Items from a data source
--- Start ---

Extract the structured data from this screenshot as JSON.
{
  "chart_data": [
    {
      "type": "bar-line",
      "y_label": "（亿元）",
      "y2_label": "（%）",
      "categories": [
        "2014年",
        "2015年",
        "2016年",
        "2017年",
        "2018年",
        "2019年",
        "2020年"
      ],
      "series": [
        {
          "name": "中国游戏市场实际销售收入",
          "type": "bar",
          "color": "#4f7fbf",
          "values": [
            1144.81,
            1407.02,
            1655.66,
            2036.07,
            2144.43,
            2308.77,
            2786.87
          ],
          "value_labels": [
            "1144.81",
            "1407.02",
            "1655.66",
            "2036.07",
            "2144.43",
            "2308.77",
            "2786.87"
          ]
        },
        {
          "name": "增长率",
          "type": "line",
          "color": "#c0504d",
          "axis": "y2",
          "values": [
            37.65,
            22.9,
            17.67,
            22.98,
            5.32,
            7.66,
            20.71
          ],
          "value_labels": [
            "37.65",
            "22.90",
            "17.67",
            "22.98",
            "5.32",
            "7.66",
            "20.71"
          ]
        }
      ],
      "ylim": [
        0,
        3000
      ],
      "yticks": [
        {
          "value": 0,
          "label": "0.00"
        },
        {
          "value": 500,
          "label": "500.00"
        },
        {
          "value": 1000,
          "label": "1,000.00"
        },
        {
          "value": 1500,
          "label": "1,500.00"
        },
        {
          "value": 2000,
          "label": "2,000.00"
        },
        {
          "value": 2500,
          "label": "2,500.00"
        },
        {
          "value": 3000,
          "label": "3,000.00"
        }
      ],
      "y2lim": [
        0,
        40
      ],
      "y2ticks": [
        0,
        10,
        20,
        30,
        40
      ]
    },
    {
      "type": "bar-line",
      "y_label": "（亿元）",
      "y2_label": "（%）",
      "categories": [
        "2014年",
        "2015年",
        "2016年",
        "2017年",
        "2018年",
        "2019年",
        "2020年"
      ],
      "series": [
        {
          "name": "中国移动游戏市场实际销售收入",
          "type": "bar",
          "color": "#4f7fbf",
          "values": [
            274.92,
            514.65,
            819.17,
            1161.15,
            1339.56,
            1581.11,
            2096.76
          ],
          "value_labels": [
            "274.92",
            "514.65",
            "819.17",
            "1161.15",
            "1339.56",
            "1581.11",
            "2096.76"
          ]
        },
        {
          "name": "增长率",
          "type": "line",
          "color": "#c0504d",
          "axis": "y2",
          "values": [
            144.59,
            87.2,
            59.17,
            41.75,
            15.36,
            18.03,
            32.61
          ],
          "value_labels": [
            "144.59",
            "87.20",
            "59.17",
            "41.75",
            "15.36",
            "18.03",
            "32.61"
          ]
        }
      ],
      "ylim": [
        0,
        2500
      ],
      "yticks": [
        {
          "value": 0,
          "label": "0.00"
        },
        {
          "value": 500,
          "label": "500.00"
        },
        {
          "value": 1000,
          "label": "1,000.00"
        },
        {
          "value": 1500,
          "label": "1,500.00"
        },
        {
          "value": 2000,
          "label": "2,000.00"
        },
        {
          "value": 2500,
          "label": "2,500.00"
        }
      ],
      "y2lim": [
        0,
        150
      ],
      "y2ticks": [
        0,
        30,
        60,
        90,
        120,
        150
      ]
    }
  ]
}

--- End ---

§ Exercise prompt
Go through the material above and count the lines that contain "name"; answer with the number alone.

§ Right answer
4